Instructions for the task ▸
Rewrite the items between the lines holding "- bar-2020-09-30: [668, 183, 686, 602]" and "- bar-2017-12-31: [440, 201, 459, 602]", inclusive, swapping "y-tick-label" for "y-value-label" and leaving everything else unchanged.

[Layout records]
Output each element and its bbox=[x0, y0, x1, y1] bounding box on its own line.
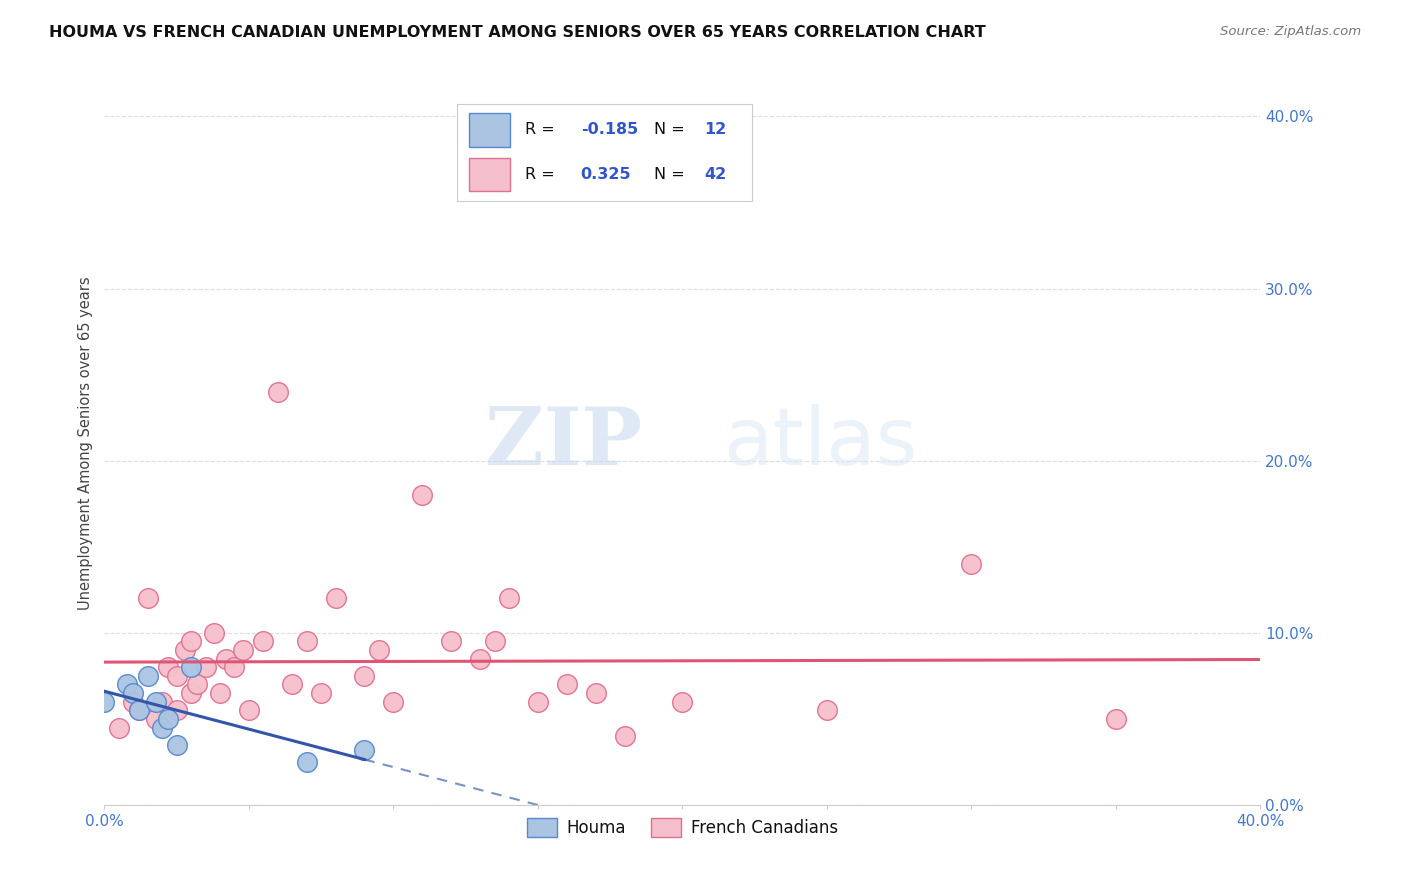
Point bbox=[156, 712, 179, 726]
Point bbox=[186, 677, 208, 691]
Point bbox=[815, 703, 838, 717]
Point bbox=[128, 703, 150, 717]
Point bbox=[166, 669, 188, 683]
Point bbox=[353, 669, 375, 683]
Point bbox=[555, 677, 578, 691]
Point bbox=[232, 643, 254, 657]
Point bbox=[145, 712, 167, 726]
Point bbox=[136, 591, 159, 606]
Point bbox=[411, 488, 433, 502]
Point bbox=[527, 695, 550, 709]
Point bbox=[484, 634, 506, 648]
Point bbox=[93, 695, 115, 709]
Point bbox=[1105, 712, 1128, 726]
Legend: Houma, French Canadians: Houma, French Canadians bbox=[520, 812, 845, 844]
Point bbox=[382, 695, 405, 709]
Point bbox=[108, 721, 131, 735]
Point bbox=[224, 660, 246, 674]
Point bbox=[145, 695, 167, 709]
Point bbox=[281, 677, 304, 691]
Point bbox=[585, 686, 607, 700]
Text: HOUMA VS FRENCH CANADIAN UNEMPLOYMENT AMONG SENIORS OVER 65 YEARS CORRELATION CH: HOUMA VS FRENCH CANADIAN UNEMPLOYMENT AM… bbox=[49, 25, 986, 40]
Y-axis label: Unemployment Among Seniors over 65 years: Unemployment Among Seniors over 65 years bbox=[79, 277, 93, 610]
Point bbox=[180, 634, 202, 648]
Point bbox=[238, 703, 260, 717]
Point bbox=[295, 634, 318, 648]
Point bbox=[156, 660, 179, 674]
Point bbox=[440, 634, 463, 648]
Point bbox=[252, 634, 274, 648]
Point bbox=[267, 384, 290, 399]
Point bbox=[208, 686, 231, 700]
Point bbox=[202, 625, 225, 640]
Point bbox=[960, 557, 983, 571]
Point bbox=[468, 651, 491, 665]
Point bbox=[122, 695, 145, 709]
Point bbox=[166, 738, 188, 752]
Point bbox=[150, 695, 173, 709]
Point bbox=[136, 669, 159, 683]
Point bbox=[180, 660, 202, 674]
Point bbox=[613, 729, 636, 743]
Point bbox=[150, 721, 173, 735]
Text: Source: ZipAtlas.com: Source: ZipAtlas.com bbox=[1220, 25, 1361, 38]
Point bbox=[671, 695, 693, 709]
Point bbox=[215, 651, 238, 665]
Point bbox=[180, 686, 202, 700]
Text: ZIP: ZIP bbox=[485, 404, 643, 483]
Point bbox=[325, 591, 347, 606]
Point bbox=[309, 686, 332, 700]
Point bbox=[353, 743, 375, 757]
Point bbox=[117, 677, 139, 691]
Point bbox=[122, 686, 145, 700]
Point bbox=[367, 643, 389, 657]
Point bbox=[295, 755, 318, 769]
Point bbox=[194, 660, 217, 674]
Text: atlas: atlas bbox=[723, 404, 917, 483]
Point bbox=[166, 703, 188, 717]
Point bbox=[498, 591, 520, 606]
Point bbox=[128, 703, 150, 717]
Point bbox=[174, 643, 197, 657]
---
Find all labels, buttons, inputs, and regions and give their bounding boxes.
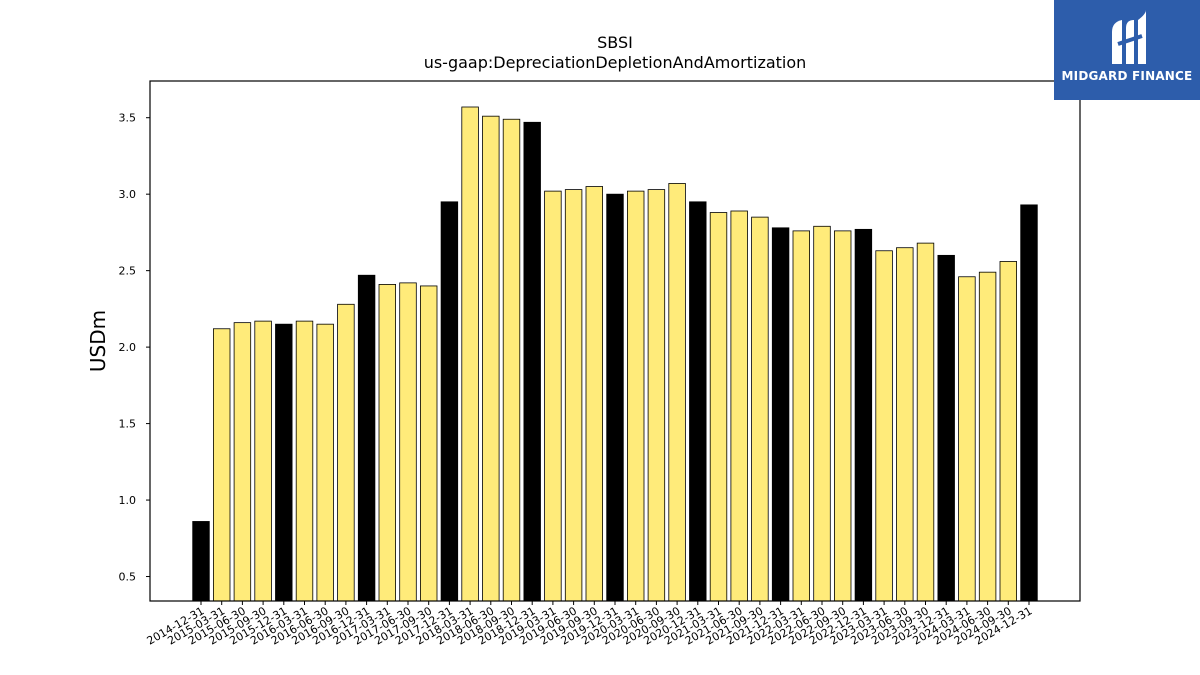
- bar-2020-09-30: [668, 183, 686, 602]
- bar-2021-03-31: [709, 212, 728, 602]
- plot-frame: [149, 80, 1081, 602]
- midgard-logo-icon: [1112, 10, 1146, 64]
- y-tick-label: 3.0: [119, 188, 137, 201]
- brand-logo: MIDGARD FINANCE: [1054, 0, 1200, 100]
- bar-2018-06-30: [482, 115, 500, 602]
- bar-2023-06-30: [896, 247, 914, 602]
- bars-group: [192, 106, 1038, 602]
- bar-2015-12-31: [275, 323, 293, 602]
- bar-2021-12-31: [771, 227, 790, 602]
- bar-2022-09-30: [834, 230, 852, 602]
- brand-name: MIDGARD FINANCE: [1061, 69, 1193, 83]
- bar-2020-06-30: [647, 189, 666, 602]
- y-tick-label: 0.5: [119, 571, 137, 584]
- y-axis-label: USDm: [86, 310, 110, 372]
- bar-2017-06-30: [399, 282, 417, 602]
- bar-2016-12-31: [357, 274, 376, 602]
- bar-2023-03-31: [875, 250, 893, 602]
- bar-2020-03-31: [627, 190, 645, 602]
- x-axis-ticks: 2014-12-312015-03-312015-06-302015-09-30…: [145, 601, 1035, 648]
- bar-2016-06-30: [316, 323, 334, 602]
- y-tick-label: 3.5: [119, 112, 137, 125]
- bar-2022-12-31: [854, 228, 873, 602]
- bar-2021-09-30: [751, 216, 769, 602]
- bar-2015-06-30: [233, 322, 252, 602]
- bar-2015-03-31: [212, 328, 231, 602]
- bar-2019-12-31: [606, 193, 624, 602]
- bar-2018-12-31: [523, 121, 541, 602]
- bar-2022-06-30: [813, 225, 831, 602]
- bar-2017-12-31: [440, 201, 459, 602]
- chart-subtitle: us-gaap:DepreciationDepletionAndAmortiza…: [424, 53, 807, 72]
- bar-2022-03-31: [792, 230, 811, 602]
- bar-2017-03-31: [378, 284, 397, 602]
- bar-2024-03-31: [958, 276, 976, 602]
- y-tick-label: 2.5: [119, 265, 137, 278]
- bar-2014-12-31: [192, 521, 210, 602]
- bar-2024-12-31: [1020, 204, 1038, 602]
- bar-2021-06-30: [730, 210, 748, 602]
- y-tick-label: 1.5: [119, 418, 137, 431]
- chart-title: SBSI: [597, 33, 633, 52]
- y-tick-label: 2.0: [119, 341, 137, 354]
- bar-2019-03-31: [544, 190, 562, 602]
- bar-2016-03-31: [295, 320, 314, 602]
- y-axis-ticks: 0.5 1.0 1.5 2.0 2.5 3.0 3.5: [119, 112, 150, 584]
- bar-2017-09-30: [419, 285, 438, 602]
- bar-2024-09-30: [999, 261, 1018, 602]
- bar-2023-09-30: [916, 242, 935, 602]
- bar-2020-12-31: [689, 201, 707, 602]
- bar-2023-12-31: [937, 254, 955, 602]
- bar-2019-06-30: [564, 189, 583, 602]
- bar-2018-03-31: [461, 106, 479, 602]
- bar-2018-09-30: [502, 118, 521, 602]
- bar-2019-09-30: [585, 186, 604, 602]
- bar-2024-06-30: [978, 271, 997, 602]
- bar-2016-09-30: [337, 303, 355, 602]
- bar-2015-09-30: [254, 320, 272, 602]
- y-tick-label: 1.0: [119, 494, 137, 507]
---
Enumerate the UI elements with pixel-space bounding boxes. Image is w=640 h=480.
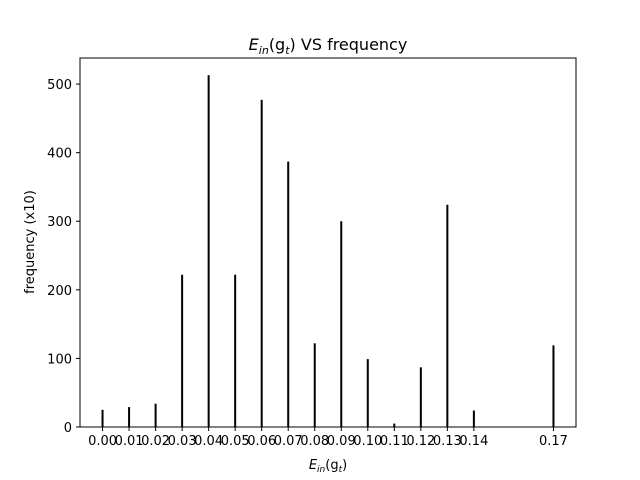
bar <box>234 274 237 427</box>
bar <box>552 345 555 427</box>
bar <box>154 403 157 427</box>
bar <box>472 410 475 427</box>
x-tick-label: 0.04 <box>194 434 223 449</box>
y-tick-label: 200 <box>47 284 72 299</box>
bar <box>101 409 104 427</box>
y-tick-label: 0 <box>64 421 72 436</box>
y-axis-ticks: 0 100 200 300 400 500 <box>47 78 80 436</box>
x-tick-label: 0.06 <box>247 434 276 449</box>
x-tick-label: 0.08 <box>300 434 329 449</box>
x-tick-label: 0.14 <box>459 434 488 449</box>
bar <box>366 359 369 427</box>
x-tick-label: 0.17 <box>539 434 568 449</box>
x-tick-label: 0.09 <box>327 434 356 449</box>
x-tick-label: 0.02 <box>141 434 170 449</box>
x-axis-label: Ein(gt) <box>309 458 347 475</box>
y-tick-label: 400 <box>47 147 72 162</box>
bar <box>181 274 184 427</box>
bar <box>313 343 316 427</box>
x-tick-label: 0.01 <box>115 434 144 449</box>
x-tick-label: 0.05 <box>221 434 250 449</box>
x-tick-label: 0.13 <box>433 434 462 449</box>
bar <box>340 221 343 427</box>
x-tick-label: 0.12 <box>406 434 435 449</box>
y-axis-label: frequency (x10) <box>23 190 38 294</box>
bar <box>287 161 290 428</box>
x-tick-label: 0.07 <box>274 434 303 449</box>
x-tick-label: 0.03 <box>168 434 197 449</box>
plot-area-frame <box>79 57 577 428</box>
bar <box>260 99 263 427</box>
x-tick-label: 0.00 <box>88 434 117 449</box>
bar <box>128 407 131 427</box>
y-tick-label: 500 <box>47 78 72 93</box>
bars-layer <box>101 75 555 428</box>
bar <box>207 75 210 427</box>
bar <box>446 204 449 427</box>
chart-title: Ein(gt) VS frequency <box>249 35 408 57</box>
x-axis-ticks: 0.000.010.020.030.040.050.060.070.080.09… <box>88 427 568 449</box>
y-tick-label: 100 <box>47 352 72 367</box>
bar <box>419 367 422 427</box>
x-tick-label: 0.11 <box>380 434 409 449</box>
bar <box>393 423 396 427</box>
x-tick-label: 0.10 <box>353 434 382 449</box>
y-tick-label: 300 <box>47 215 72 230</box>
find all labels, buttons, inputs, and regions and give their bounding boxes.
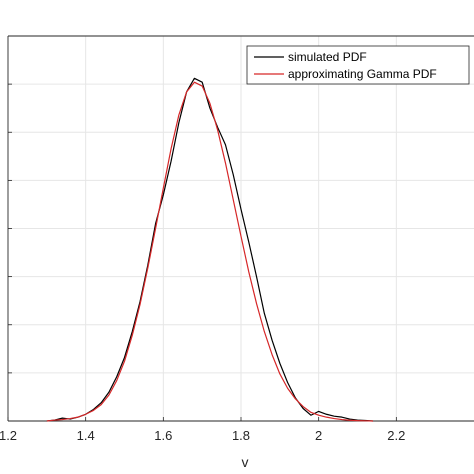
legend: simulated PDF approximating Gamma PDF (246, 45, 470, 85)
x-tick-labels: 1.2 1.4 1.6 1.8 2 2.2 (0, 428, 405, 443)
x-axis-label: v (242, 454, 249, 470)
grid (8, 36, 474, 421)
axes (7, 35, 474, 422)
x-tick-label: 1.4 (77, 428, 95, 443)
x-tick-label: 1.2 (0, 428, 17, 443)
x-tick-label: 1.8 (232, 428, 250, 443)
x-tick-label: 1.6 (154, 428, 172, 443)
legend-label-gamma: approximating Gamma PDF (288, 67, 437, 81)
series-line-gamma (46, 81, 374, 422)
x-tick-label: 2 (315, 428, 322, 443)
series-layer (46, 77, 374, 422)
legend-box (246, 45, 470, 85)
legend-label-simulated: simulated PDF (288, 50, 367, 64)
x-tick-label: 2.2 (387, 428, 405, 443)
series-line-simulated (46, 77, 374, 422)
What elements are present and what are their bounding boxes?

Answer to the task ▸
- bar-2020-09-30: [668, 183, 686, 602]
- bar-2021-03-31: [709, 212, 728, 602]
- plot-frame: [149, 80, 1081, 602]
- midgard-logo-icon: [1112, 10, 1146, 64]
- y-value-label: 3.0: [119, 188, 137, 201]
- brand-logo: MIDGARD FINANCE: [1054, 0, 1200, 100]
- bar-2018-06-30: [482, 115, 500, 602]
- bar-2023-06-30: [896, 247, 914, 602]
- bars-group: [192, 106, 1038, 602]
- bar-2015-12-31: [275, 323, 293, 602]
- bar-2021-12-31: [771, 227, 790, 602]
- bar-2022-09-30: [834, 230, 852, 602]
- brand-name: MIDGARD FINANCE: [1061, 69, 1193, 83]
- bar-2020-06-30: [647, 189, 666, 602]
- y-value-label: 0.5: [119, 571, 137, 584]
- y-axis-label: USDm: [86, 310, 110, 372]
- bar-2017-06-30: [399, 282, 417, 602]
- bar-2016-12-31: [357, 274, 376, 602]
- bar-2023-03-31: [875, 250, 893, 602]
- bar-2020-03-31: [627, 190, 645, 602]
- x-axis-ticks: 2014-12-312015-03-312015-06-302015-09-30…: [145, 601, 1035, 648]
- bar-2016-06-30: [316, 323, 334, 602]
- y-value-label: 3.5: [119, 112, 137, 125]
- bar-2022-12-31: [854, 228, 873, 602]
- bar-2021-09-30: [751, 216, 769, 602]
- bar-2015-06-30: [233, 322, 252, 602]
- bar-2015-03-31: [212, 328, 231, 602]
- bar-2019-12-31: [606, 193, 624, 602]
- bar-2018-12-31: [523, 121, 541, 602]
- bar-2022-06-30: [813, 225, 831, 602]
- bar-2017-12-31: [440, 201, 459, 602]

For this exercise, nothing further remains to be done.